WHAT NEEDS TO BE DONE:
Look through the records that follow. Copy every line containing the word "qIVк".

DATA FOR PROCESSING:

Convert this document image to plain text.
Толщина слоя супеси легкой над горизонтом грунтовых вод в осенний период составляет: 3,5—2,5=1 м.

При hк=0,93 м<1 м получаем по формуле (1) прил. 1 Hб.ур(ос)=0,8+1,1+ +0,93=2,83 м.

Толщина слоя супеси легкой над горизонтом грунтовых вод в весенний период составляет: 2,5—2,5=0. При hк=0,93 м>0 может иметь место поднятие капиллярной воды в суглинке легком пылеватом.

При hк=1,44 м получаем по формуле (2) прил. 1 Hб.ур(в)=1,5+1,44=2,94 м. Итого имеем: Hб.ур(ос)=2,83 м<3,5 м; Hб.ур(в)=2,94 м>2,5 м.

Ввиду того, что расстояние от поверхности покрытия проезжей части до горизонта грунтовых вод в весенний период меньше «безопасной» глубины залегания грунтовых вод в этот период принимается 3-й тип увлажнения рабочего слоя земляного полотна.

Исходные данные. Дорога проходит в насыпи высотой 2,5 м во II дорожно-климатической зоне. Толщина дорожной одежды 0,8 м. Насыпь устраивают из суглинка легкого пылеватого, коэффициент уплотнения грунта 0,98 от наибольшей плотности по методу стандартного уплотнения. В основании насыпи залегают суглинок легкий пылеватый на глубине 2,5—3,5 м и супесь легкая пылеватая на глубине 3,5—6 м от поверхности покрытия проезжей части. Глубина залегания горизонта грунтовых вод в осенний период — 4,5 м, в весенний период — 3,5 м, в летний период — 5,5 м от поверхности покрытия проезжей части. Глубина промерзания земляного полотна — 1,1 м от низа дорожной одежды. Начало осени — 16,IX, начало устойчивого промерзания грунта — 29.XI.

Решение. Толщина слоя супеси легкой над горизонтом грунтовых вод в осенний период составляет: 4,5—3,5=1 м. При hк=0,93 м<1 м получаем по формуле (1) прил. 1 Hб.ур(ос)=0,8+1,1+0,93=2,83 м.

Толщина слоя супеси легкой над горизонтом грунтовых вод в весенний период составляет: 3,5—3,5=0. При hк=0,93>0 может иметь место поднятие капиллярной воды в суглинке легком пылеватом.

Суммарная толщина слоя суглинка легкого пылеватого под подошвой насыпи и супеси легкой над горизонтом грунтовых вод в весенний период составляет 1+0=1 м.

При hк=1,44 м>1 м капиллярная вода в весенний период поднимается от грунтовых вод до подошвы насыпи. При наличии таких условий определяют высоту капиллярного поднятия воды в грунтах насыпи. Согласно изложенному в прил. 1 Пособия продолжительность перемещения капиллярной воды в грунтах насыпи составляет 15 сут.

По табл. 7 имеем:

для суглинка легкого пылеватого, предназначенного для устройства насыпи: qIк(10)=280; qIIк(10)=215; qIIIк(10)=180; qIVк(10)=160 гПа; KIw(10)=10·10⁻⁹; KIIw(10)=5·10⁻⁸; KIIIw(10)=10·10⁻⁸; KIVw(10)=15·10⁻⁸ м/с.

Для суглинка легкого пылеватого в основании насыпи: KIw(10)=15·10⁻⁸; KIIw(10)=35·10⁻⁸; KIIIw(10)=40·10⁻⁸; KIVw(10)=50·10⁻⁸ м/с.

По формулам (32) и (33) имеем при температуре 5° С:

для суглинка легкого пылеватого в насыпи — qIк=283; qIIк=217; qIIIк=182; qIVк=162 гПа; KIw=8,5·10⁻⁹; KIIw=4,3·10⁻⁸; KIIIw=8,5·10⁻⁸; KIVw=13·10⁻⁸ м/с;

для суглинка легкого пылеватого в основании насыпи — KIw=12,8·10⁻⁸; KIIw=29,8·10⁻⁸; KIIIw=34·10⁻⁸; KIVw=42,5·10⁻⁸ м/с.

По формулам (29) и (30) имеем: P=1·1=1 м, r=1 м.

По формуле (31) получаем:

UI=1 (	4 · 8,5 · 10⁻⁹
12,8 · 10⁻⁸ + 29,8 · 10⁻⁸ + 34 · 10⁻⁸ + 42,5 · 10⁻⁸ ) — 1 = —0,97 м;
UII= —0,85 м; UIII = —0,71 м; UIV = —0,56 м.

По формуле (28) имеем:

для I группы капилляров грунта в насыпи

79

WRITTEN ANSWER:
для суглинка легкого пылеватого, предназначенного для устройства насыпи: qIк(10)=280; qIIк(10)=215; qIIIк(10)=180; qIVк(10)=160 гПа; KIw(10)=10·10⁻⁹; KIIw(10)=5·10⁻⁸; KIIIw(10)=10·10⁻⁸; KIVw(10)=15·10⁻⁸ м/с.
для суглинка легкого пылеватого в насыпи — qIк=283; qIIк=217; qIIIк=182; qIVк=162 гПа; KIw=8,5·10⁻⁹; KIIw=4,3·10⁻⁸; KIIIw=8,5·10⁻⁸; KIVw=13·10⁻⁸ м/с;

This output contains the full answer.